PASSAGE GIVEN

22cans Ltd is a British video game developer based in Guildford. It was founded in February 2012 by Peter Molyneux, previously of Bullfrog Productions and Lionhead Studios.

History 
Peter Molyneux, who had previously founded Bullfrog Productions and Lionhead Studios, established 22cans on 20 February 2012 in Farnborough. To do so, he left Lionhead and partnered with Tim Rance and Peter Murphy, Lionhead's former chief technology officer and company director, respectively. Molyneux first announced the establishment on 7 March. By April that year, he had received more than 1,000 applications. Significant hires were Jack Attridge in July 2012 and Jamie Stowe in April 2013.

22cans' first game was Curiosity: What's Inside the Cube?, which was released for Android and iOS on 6 November 2012. In 2015, following the troubled launch of Godus, Simon Phillips was hired as the company's chief executive officer, replacing Molyneux, who would henceforth focus on game design. Attridge had left the studio by April 2015, while Godus designer, Konrad Naszynski, left in June 2016.

PROBLEM STATEMENT
Please rewrite the passage about 22cans from "22cans Ltd is" up to and including "and Lionhead Studios.", changing "Guildford" to "Surrey".

[Layout annotation records]

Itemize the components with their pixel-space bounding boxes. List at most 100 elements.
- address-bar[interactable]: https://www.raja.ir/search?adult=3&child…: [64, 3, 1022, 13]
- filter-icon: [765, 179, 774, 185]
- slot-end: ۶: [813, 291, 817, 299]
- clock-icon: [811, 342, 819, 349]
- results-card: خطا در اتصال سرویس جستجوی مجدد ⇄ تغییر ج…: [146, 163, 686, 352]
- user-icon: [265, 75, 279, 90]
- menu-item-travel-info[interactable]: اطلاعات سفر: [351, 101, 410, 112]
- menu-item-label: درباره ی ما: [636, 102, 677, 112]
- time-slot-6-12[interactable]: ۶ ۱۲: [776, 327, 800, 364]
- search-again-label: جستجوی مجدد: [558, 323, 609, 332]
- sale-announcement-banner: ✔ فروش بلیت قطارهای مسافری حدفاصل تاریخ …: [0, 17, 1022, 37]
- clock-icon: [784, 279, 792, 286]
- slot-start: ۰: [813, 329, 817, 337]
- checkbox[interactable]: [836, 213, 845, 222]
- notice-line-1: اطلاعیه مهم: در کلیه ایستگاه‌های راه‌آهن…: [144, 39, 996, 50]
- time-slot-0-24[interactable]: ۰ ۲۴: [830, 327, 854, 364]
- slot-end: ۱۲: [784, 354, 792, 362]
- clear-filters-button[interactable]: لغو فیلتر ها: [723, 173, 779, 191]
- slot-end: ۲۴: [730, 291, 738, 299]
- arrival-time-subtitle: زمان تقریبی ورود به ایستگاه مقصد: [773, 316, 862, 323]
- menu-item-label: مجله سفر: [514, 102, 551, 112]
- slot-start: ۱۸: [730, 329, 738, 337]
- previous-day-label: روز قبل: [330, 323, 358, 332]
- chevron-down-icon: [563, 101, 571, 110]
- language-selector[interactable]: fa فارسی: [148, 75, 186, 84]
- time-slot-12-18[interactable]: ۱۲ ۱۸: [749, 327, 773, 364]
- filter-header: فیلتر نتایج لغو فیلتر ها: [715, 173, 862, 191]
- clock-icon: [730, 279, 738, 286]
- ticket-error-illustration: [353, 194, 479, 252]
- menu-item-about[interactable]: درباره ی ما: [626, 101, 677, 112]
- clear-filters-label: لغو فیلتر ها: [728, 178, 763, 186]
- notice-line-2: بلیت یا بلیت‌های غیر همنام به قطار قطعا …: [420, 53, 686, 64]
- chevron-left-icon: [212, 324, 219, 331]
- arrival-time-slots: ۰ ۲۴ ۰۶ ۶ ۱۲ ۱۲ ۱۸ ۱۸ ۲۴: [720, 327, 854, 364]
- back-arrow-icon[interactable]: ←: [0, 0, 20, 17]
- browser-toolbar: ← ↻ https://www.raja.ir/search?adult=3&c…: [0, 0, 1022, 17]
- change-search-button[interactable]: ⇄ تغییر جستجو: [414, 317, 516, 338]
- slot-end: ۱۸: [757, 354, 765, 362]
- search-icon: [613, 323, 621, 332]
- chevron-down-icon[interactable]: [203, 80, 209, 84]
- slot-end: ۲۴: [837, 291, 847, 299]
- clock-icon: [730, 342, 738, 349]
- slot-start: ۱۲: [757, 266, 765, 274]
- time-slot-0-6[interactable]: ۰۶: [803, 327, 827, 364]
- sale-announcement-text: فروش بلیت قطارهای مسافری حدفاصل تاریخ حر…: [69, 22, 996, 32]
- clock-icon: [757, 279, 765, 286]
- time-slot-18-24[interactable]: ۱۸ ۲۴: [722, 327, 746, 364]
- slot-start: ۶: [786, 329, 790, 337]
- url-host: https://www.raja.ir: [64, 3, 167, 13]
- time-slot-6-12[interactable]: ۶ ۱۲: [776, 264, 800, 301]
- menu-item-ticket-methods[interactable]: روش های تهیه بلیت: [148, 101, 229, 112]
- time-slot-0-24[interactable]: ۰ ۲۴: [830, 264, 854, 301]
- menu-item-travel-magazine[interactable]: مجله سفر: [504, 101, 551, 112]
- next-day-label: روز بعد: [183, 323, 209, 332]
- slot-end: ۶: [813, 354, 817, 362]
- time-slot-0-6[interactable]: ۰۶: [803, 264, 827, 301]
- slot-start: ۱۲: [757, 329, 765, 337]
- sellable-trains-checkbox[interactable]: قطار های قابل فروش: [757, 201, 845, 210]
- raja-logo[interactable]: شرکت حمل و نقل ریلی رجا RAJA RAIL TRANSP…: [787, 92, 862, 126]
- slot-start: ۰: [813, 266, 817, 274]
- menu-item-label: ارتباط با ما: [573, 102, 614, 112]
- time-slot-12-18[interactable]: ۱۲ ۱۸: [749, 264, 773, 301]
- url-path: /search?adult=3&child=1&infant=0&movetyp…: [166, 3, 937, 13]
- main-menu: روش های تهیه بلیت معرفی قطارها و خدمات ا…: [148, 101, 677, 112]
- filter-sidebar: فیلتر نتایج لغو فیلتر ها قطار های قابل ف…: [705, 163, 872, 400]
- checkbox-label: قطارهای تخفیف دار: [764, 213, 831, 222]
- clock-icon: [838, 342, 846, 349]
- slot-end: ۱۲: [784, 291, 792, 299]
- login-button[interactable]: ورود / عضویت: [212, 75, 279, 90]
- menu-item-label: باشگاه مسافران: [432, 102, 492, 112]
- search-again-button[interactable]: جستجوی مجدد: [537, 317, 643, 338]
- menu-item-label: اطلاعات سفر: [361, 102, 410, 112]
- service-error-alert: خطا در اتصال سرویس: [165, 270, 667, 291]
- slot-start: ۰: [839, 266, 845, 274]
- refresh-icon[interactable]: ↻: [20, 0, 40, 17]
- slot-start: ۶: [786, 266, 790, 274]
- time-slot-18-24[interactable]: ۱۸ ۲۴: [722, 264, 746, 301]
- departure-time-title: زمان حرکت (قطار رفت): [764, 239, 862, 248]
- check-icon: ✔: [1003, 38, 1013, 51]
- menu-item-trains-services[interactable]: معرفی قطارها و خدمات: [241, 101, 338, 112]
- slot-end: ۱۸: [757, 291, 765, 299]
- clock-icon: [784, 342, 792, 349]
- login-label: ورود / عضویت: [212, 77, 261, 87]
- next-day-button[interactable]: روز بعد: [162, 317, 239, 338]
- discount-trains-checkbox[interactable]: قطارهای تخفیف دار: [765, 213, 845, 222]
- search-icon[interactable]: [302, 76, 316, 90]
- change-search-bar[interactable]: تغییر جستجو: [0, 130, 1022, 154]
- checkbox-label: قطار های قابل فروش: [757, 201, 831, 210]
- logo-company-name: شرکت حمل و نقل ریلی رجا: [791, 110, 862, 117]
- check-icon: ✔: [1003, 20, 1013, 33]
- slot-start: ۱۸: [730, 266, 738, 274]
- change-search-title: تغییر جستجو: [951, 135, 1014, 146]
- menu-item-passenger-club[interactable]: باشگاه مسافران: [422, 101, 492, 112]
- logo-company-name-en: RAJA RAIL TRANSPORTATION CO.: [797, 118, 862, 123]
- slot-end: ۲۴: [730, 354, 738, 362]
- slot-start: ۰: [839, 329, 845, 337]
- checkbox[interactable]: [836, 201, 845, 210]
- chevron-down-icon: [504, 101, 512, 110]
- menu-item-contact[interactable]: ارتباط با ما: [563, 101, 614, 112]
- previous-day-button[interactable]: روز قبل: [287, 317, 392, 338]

ANSWER TO THE PROBLEM
22cans Ltd is a British video game developer based in Surrey. It was founded in February 2012 by Peter Molyneux, previously of Bullfrog Productions and Lionhead Studios.